*To do*
Check each line of the material below for "Captura". Report how many have it, with no other words.

*Material provided*
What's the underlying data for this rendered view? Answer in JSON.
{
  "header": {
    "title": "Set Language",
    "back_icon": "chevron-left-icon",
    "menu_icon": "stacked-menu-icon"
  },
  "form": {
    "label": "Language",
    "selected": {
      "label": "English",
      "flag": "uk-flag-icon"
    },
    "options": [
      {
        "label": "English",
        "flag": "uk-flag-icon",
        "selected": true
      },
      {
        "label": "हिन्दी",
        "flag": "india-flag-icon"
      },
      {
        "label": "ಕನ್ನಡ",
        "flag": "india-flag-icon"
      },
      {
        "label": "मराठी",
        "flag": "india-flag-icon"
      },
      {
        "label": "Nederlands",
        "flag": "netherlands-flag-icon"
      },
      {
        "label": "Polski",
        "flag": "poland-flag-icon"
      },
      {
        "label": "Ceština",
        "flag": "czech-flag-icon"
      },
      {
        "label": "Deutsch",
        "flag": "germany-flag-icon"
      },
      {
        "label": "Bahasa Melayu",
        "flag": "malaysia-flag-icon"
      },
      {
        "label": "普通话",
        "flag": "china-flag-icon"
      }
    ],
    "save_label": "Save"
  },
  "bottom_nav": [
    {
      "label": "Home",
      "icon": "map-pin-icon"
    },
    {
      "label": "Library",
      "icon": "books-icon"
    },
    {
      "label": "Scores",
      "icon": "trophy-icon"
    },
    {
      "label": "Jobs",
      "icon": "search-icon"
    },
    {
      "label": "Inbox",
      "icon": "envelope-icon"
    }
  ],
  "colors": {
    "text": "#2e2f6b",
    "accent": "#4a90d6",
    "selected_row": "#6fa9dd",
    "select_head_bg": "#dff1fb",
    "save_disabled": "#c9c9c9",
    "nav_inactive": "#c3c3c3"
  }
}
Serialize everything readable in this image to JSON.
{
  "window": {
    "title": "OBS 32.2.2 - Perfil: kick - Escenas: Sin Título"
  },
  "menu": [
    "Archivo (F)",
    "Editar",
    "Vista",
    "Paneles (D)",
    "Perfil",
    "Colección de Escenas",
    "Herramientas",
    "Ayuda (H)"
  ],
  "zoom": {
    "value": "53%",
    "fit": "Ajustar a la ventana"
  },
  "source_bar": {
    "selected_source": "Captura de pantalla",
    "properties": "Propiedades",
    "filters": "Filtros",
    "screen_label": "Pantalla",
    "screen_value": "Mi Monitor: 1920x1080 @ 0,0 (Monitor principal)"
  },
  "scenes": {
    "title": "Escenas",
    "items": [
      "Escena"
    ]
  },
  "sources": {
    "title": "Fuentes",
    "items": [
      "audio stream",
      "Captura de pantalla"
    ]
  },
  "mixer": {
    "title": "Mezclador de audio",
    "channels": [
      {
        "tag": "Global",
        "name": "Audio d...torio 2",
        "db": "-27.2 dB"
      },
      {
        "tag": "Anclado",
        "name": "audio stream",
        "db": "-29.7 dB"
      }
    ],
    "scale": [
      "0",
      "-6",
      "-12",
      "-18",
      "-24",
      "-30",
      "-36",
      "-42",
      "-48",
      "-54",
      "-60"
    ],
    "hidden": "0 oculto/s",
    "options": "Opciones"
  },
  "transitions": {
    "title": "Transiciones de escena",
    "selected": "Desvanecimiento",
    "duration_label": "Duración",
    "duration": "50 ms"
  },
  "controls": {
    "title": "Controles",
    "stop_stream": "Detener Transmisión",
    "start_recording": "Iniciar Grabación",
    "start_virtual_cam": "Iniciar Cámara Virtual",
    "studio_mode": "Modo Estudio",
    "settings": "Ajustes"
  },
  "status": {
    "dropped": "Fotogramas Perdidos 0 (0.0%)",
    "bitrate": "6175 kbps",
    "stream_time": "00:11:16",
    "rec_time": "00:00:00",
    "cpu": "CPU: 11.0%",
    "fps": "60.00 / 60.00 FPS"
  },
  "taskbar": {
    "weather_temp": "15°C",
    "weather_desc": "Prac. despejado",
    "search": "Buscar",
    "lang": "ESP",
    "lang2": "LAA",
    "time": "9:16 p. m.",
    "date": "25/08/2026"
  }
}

*Written response*
2